_PROBLEM TO WORK ON:_ Write out all the entries word for word, but skip any images.
--*--
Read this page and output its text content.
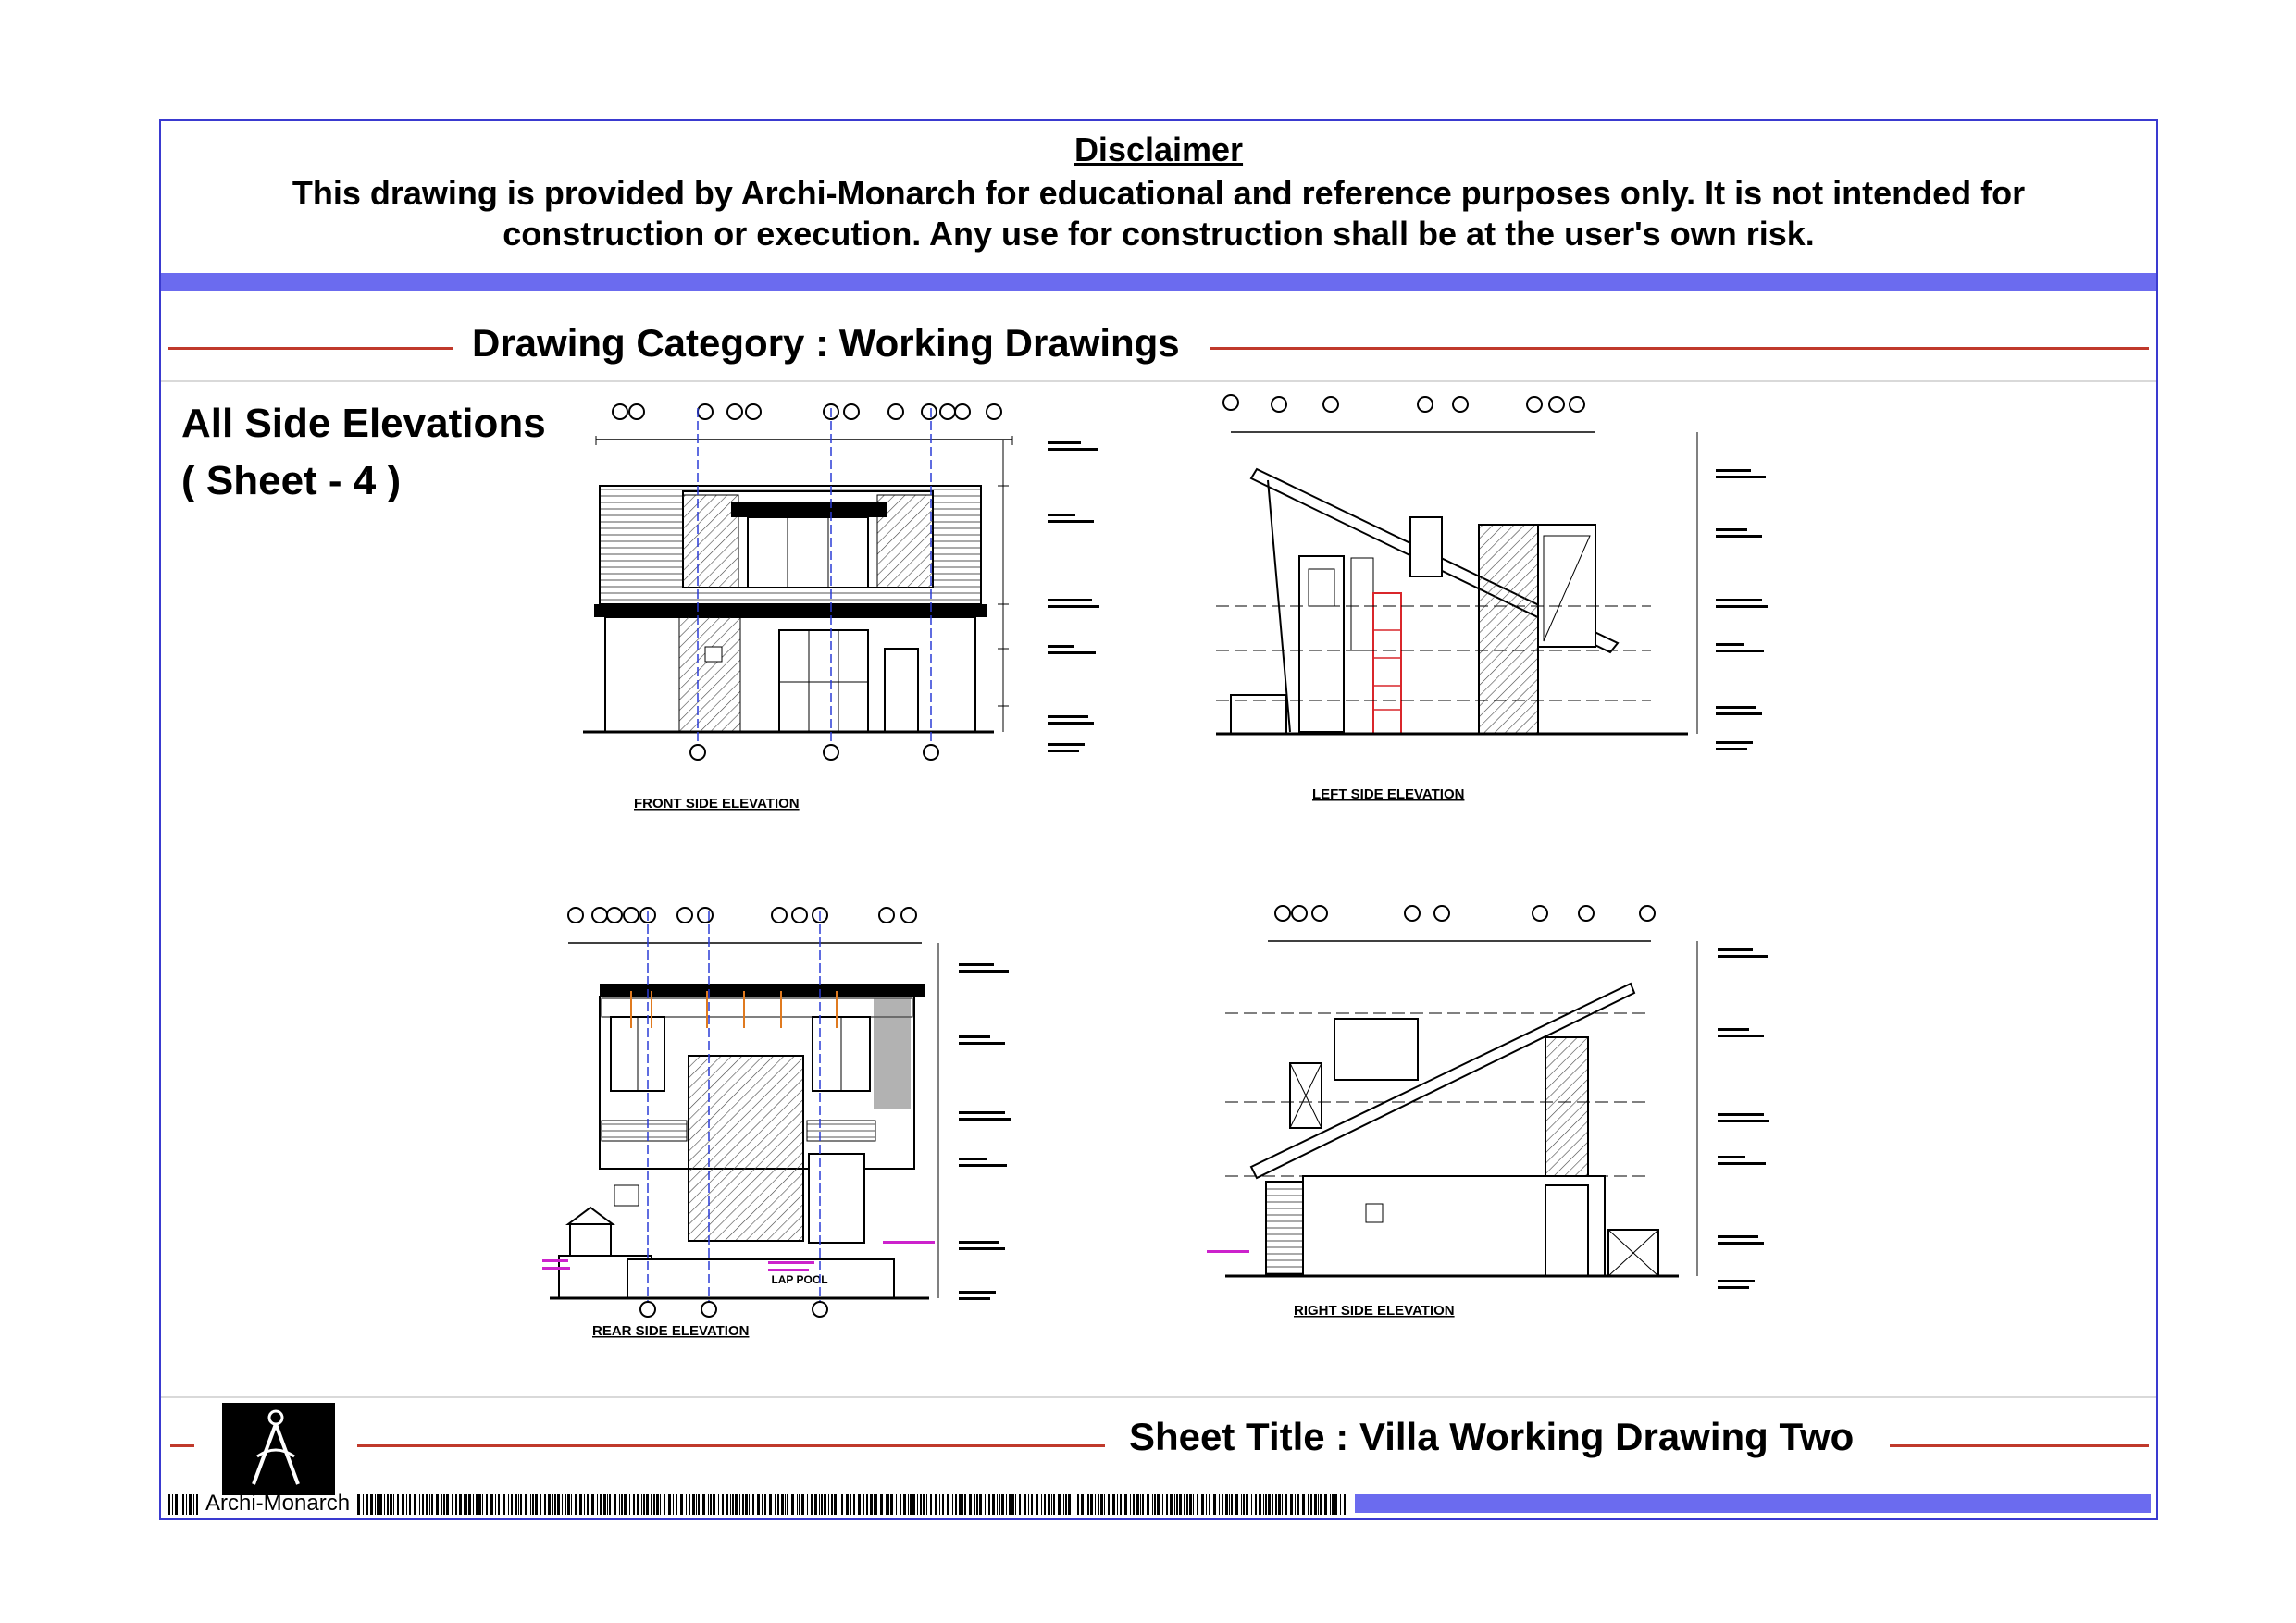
Disclaimer
This drawing is provided by Archi-Monarch for educational and reference purposes only. It is not intended for
construction or execution. Any use for construction shall be at the user's own risk.
Drawing Category : Working Drawings
All Side Elevations
( Sheet - 4 )
FRONT SIDE ELEVATION
LEFT SIDE ELEVATION
LAP POOL
REAR SIDE ELEVATION
RIGHT SIDE ELEVATION
Sheet Title : Villa Working Drawing Two
Archi-Monarch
--*--
_SOLUTION FOR THIS PROBLEM:_
Read this page and output its text content.
Disclaimer
This drawing is provided by Archi-Monarch for educational and reference purposes only. It is not intended for
construction or execution. Any use for construction shall be at the user's own risk.
Drawing Category : Working Drawings
All Side Elevations
( Sheet - 4 )
FRONT SIDE ELEVATION
LEFT SIDE ELEVATION
LAP POOL
REAR SIDE ELEVATION
RIGHT SIDE ELEVATION
Sheet Title : Villa Working Drawing Two
Archi-Monarch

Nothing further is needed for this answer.